● **Work to do**
Write out each line of the material again, word for word.

● **Data extracted from a collection**

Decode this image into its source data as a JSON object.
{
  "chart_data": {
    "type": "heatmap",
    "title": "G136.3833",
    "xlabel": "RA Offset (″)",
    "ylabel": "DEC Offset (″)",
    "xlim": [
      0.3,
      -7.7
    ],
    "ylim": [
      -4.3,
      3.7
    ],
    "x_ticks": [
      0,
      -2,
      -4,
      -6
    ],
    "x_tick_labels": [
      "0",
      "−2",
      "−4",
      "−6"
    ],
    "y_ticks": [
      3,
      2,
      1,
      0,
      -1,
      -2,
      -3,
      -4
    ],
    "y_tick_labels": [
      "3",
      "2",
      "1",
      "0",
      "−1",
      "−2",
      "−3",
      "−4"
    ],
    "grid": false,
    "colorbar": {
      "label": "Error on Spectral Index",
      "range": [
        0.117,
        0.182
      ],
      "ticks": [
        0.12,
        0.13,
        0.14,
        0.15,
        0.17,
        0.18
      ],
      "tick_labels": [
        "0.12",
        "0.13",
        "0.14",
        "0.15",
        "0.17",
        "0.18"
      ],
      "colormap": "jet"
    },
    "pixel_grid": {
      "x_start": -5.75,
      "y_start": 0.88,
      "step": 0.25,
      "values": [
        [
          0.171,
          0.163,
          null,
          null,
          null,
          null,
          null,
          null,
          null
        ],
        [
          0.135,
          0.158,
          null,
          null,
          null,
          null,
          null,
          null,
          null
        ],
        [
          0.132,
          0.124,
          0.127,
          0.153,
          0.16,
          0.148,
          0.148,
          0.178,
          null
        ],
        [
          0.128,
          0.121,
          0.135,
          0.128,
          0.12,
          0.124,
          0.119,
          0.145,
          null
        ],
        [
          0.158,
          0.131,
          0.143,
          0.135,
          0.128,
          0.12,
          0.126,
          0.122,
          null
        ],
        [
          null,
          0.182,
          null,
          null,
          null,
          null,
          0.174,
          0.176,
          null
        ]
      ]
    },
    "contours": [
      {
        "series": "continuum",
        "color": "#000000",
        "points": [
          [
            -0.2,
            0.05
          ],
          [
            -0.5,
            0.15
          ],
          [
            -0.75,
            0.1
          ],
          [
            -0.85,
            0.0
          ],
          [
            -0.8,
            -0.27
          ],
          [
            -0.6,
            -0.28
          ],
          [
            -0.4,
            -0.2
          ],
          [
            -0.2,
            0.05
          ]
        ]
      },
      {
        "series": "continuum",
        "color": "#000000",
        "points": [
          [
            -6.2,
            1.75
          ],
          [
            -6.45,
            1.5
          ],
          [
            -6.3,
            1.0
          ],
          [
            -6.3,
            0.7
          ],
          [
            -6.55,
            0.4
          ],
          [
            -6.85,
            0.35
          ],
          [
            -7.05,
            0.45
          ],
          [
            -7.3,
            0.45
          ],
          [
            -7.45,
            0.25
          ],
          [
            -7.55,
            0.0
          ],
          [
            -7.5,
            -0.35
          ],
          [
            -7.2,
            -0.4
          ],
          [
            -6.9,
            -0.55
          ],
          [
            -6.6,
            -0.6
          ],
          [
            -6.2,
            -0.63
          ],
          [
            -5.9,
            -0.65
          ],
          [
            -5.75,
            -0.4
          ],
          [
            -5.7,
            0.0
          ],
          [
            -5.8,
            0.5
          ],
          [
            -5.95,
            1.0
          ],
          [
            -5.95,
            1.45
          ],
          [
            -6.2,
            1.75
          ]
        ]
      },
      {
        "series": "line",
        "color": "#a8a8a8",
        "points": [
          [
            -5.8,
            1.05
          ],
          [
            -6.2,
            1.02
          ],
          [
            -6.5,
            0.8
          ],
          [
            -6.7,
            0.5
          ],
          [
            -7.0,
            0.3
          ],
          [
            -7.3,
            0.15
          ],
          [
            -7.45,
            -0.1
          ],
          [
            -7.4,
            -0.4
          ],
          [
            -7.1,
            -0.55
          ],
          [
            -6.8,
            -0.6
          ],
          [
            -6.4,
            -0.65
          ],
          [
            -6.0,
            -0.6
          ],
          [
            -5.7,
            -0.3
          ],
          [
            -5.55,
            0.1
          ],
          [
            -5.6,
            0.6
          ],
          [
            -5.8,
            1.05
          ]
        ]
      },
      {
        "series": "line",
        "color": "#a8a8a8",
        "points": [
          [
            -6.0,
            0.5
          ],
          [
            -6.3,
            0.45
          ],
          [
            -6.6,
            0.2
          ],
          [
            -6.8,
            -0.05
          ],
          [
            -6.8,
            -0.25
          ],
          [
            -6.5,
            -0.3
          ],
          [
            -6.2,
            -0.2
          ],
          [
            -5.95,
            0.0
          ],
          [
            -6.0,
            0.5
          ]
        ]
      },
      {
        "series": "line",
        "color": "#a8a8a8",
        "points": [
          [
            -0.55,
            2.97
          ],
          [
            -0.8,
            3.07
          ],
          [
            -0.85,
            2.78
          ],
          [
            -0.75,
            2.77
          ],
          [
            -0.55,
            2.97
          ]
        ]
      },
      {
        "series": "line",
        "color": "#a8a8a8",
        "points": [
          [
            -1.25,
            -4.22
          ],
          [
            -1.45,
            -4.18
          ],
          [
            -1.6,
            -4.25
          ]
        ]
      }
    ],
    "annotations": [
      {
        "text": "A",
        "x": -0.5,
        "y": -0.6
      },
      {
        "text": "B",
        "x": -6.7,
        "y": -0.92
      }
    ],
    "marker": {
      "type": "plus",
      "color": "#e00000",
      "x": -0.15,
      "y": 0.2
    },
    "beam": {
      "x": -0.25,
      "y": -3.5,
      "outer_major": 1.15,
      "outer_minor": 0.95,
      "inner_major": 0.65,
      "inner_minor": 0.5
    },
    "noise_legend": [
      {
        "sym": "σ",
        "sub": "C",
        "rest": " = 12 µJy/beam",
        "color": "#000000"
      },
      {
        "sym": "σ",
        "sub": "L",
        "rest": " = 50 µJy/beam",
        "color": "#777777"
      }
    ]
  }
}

● **Answer below**
Decode this image into its source data as a JSON object.
{
  "chart_data": {
    "type": "heatmap",
    "title": "G136.3833",
    "xlabel": "RA Offset (″)",
    "ylabel": "DEC Offset (″)",
    "xlim": [
      0.3,
      -7.7
    ],
    "ylim": [
      -4.3,
      3.7
    ],
    "x_ticks": [
      0,
      -2,
      -4,
      -6
    ],
    "x_tick_labels": [
      "0",
      "−2",
      "−4",
      "−6"
    ],
    "y_ticks": [
      3,
      2,
      1,
      0,
      -1,
      -2,
      -3,
      -4
    ],
    "y_tick_labels": [
      "3",
      "2",
      "1",
      "0",
      "−1",
      "−2",
      "−3",
      "−4"
    ],
    "grid": false,
    "colorbar": {
      "label": "Error on Spectral Index",
      "range": [
        0.117,
        0.182
      ],
      "ticks": [
        0.12,
        0.13,
        0.14,
        0.15,
        0.17,
        0.18
      ],
      "tick_labels": [
        "0.12",
        "0.13",
        "0.14",
        "0.15",
        "0.17",
        "0.18"
      ],
      "colormap": "jet"
    },
    "pixel_grid": {
      "x_start": -5.75,
      "y_start": 0.88,
      "step": 0.25,
      "values": [
        [
          0.171,
          0.163,
          null,
          null,
          null,
          null,
          null,
          null,
          null
        ],
        [
          0.135,
          0.158,
          null,
          null,
          null,
          null,
          null,
          null,
          null
        ],
        [
          0.132,
          0.124,
          0.127,
          0.153,
          0.16,
          0.148,
          0.148,
          0.178,
          null
        ],
        [
          0.128,
          0.121,
          0.135,
          0.128,
          0.12,
          0.124,
          0.119,
          0.145,
          null
        ],
        [
          0.158,
          0.131,
          0.143,
          0.135,
          0.128,
          0.12,
          0.126,
          0.122,
          null
        ],
        [
          null,
          0.182,
          null,
          null,
          null,
          null,
          0.174,
          0.176,
          null
        ]
      ]
    },
    "contours": [
      {
        "series": "continuum",
        "color": "#000000",
        "points": [
          [
            -0.2,
            0.05
          ],
          [
            -0.5,
            0.15
          ],
          [
            -0.75,
            0.1
          ],
          [
            -0.85,
            0.0
          ],
          [
            -0.8,
            -0.27
          ],
          [
            -0.6,
            -0.28
          ],
          [
            -0.4,
            -0.2
          ],
          [
            -0.2,
            0.05
          ]
        ]
      },
      {
        "series": "continuum",
        "color": "#000000",
        "points": [
          [
            -6.2,
            1.75
          ],
          [
            -6.45,
            1.5
          ],
          [
            -6.3,
            1.0
          ],
          [
            -6.3,
            0.7
          ],
          [
            -6.55,
            0.4
          ],
          [
            -6.85,
            0.35
          ],
          [
            -7.05,
            0.45
          ],
          [
            -7.3,
            0.45
          ],
          [
            -7.45,
            0.25
          ],
          [
            -7.55,
            0.0
          ],
          [
            -7.5,
            -0.35
          ],
          [
            -7.2,
            -0.4
          ],
          [
            -6.9,
            -0.55
          ],
          [
            -6.6,
            -0.6
          ],
          [
            -6.2,
            -0.63
          ],
          [
            -5.9,
            -0.65
          ],
          [
            -5.75,
            -0.4
          ],
          [
            -5.7,
            0.0
          ],
          [
            -5.8,
            0.5
          ],
          [
            -5.95,
            1.0
          ],
          [
            -5.95,
            1.45
          ],
          [
            -6.2,
            1.75
          ]
        ]
      },
      {
        "series": "line",
        "color": "#a8a8a8",
        "points": [
          [
            -5.8,
            1.05
          ],
          [
            -6.2,
            1.02
          ],
          [
            -6.5,
            0.8
          ],
          [
            -6.7,
            0.5
          ],
          [
            -7.0,
            0.3
          ],
          [
            -7.3,
            0.15
          ],
          [
            -7.45,
            -0.1
          ],
          [
            -7.4,
            -0.4
          ],
          [
            -7.1,
            -0.55
          ],
          [
            -6.8,
            -0.6
          ],
          [
            -6.4,
            -0.65
          ],
          [
            -6.0,
            -0.6
          ],
          [
            -5.7,
            -0.3
          ],
          [
            -5.55,
            0.1
          ],
          [
            -5.6,
            0.6
          ],
          [
            -5.8,
            1.05
          ]
        ]
      },
      {
        "series": "line",
        "color": "#a8a8a8",
        "points": [
          [
            -6.0,
            0.5
          ],
          [
            -6.3,
            0.45
          ],
          [
            -6.6,
            0.2
          ],
          [
            -6.8,
            -0.05
          ],
          [
            -6.8,
            -0.25
          ],
          [
            -6.5,
            -0.3
          ],
          [
            -6.2,
            -0.2
          ],
          [
            -5.95,
            0.0
          ],
          [
            -6.0,
            0.5
          ]
        ]
      },
      {
        "series": "line",
        "color": "#a8a8a8",
        "points": [
          [
            -0.55,
            2.97
          ],
          [
            -0.8,
            3.07
          ],
          [
            -0.85,
            2.78
          ],
          [
            -0.75,
            2.77
          ],
          [
            -0.55,
            2.97
          ]
        ]
      },
      {
        "series": "line",
        "color": "#a8a8a8",
        "points": [
          [
            -1.25,
            -4.22
          ],
          [
            -1.45,
            -4.18
          ],
          [
            -1.6,
            -4.25
          ]
        ]
      }
    ],
    "annotations": [
      {
        "text": "A",
        "x": -0.5,
        "y": -0.6
      },
      {
        "text": "B",
        "x": -6.7,
        "y": -0.92
      }
    ],
    "marker": {
      "type": "plus",
      "color": "#e00000",
      "x": -0.15,
      "y": 0.2
    },
    "beam": {
      "x": -0.25,
      "y": -3.5,
      "outer_major": 1.15,
      "outer_minor": 0.95,
      "inner_major": 0.65,
      "inner_minor": 0.5
    },
    "noise_legend": [
      {
        "sym": "σ",
        "sub": "C",
        "rest": " = 12 µJy/beam",
        "color": "#000000"
      },
      {
        "sym": "σ",
        "sub": "L",
        "rest": " = 50 µJy/beam",
        "color": "#777777"
      }
    ]
  }
}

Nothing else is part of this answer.